# [Prompt]
Copy out all lines that carry the word "körök".

+++

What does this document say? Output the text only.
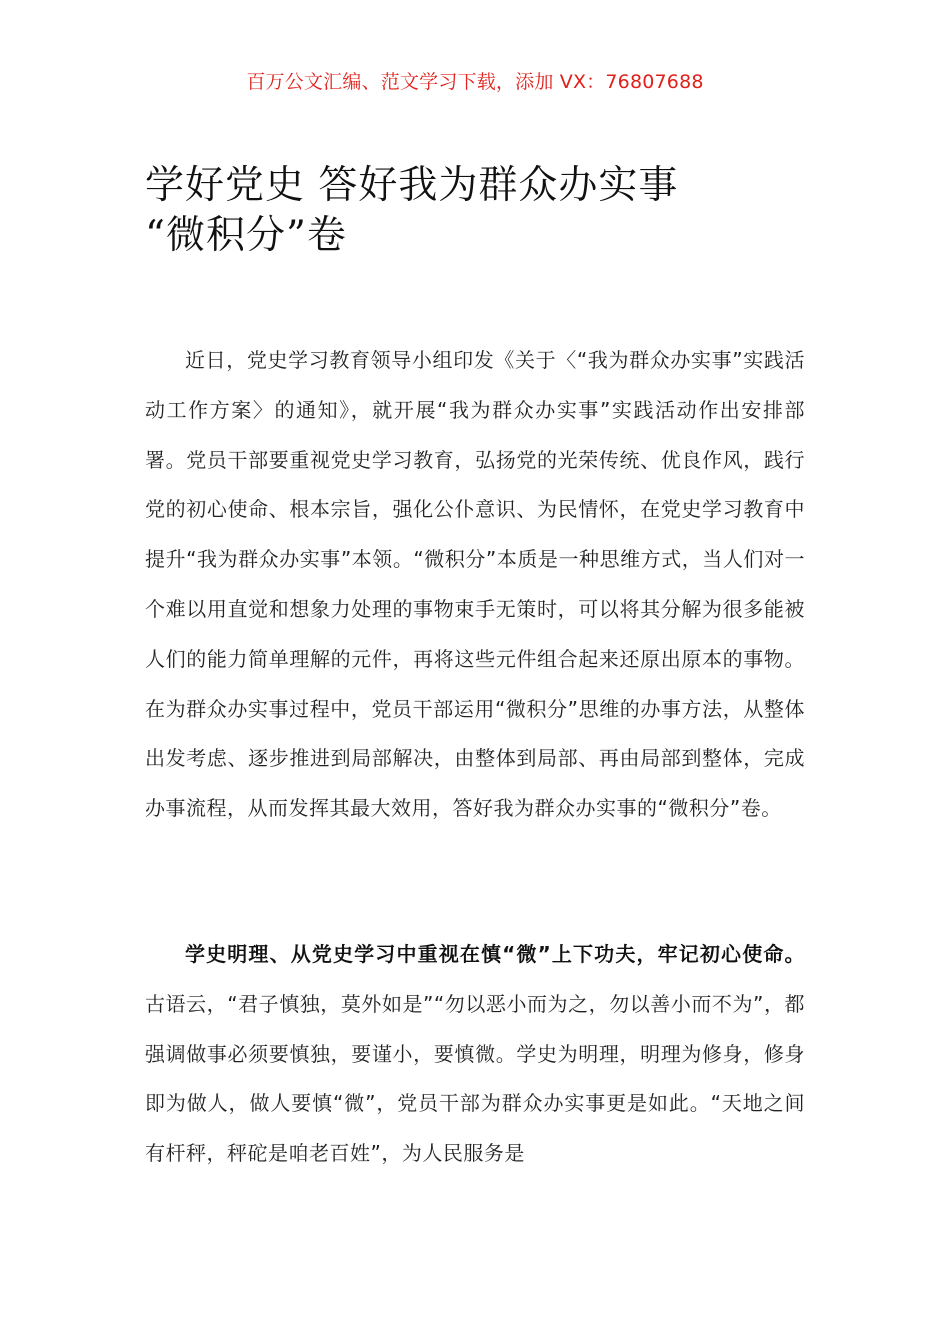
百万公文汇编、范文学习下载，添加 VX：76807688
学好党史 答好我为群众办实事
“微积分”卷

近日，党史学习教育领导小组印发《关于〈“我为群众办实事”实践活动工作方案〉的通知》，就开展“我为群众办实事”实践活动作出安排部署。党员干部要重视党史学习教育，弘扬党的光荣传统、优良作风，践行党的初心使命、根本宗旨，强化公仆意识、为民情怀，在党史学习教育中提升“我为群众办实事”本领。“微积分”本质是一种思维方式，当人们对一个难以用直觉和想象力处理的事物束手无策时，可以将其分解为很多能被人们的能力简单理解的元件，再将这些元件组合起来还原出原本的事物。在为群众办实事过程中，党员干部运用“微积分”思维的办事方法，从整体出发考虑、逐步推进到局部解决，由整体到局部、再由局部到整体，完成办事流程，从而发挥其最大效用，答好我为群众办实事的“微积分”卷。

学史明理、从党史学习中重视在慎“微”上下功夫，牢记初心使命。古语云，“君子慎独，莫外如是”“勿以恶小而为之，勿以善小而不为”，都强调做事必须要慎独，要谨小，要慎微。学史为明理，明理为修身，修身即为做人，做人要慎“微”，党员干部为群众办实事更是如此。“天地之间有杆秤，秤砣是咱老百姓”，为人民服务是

+++

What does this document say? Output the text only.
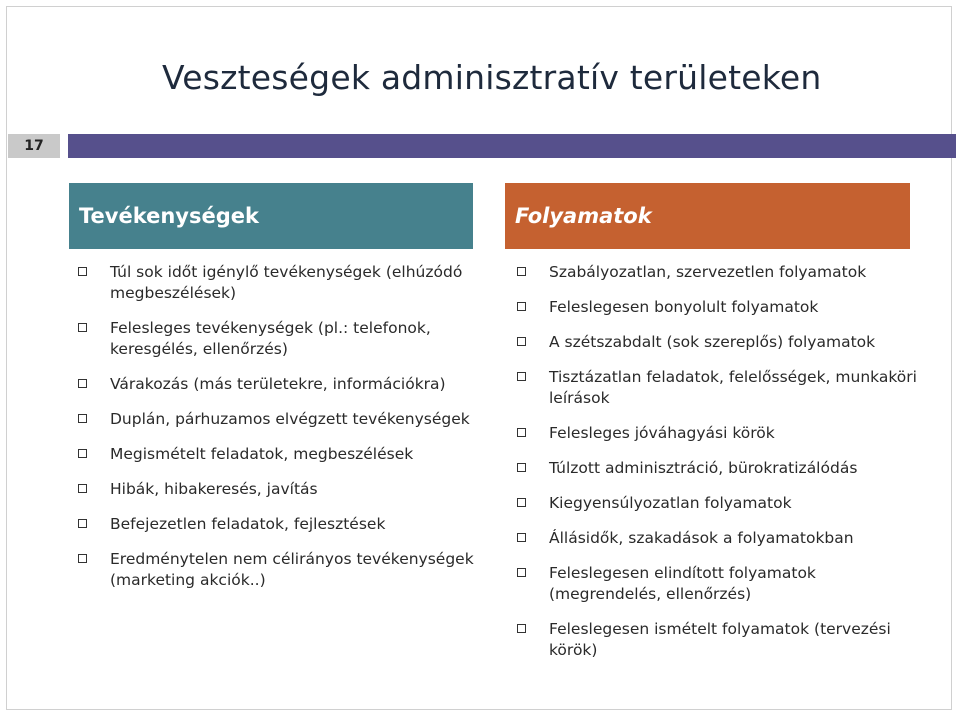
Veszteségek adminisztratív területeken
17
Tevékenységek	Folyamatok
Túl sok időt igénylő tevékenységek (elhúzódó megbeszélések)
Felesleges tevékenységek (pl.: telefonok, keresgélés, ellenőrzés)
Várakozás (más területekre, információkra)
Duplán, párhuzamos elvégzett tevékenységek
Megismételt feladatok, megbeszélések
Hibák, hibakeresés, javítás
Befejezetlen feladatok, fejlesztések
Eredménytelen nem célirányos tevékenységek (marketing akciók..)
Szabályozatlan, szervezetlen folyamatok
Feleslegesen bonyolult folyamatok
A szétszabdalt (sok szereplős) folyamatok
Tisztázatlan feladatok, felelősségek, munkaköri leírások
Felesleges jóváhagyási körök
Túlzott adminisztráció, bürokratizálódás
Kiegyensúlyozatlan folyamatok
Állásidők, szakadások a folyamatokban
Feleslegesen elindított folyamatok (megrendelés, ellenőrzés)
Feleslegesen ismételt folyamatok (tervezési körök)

+++

# [Solution for this problem]
Felesleges jóváhagyási körök
Feleslegesen ismételt folyamatok (tervezési körök)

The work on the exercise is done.